Given instruction » Please give the listing again, word for word, with nothing left out.

----- Provided material

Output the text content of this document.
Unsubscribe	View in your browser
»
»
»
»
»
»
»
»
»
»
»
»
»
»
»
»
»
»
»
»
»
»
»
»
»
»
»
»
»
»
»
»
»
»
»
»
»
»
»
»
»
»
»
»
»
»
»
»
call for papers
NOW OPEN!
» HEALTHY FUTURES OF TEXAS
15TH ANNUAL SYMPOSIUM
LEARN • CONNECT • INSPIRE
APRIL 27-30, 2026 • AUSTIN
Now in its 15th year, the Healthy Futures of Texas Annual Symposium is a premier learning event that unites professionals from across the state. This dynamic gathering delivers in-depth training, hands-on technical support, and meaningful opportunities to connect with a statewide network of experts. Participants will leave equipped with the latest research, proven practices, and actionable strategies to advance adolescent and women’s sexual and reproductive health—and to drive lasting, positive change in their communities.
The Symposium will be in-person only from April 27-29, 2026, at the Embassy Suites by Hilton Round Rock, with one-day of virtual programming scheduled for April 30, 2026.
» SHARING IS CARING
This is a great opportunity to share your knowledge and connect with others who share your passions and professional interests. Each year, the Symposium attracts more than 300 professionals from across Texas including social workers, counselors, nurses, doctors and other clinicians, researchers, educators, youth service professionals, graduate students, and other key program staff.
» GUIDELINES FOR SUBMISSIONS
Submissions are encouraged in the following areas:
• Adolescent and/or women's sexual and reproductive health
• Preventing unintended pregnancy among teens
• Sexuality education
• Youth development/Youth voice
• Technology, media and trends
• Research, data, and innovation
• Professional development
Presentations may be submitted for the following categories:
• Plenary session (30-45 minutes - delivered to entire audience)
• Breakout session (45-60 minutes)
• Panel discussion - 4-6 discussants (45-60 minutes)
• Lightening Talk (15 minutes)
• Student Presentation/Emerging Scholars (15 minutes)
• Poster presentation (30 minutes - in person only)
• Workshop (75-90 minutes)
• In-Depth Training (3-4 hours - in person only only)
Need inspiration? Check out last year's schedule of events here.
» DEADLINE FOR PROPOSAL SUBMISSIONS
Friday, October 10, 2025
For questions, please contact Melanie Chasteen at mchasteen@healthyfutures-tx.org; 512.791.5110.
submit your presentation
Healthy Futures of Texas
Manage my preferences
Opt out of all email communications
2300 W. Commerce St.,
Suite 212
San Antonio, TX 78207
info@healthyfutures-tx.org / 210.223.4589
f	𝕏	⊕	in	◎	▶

----------

Full solution »
Output the text content of this document.
Unsubscribe	View in your browser
»
»
»
»
»
»
»
»
»
»
»
»
»
»
»
»
»
»
»
»
»
»
»
»
»
»
»
»
»
»
»
»
»
»
»
»
»
»
»
»
»
»
»
»
»
»
»
»
call for papers
NOW OPEN!
» HEALTHY FUTURES OF TEXAS
15TH ANNUAL SYMPOSIUM
LEARN • CONNECT • INSPIRE
APRIL 27-30, 2026 • AUSTIN
Now in its 15th year, the Healthy Futures of Texas Annual Symposium is a premier learning event that unites professionals from across the state. This dynamic gathering delivers in-depth training, hands-on technical support, and meaningful opportunities to connect with a statewide network of experts. Participants will leave equipped with the latest research, proven practices, and actionable strategies to advance adolescent and women’s sexual and reproductive health—and to drive lasting, positive change in their communities.
The Symposium will be in-person only from April 27-29, 2026, at the Embassy Suites by Hilton Round Rock, with one-day of virtual programming scheduled for April 30, 2026.
» SHARING IS CARING
This is a great opportunity to share your knowledge and connect with others who share your passions and professional interests. Each year, the Symposium attracts more than 300 professionals from across Texas including social workers, counselors, nurses, doctors and other clinicians, researchers, educators, youth service professionals, graduate students, and other key program staff.
» GUIDELINES FOR SUBMISSIONS
Submissions are encouraged in the following areas:
• Adolescent and/or women's sexual and reproductive health
• Preventing unintended pregnancy among teens
• Sexuality education
• Youth development/Youth voice
• Technology, media and trends
• Research, data, and innovation
• Professional development
Presentations may be submitted for the following categories:
• Plenary session (30-45 minutes - delivered to entire audience)
• Breakout session (45-60 minutes)
• Panel discussion - 4-6 discussants (45-60 minutes)
• Lightening Talk (15 minutes)
• Student Presentation/Emerging Scholars (15 minutes)
• Poster presentation (30 minutes - in person only)
• Workshop (75-90 minutes)
• In-Depth Training (3-4 hours - in person only only)
Need inspiration? Check out last year's schedule of events here.
» DEADLINE FOR PROPOSAL SUBMISSIONS
Friday, October 10, 2025
For questions, please contact Melanie Chasteen at mchasteen@healthyfutures-tx.org; 512.791.5110.
submit your presentation
Healthy Futures of Texas
Manage my preferences
Opt out of all email communications
2300 W. Commerce St.,
Suite 212
San Antonio, TX 78207
info@healthyfutures-tx.org / 210.223.4589
f	𝕏	⊕	in	◎	▶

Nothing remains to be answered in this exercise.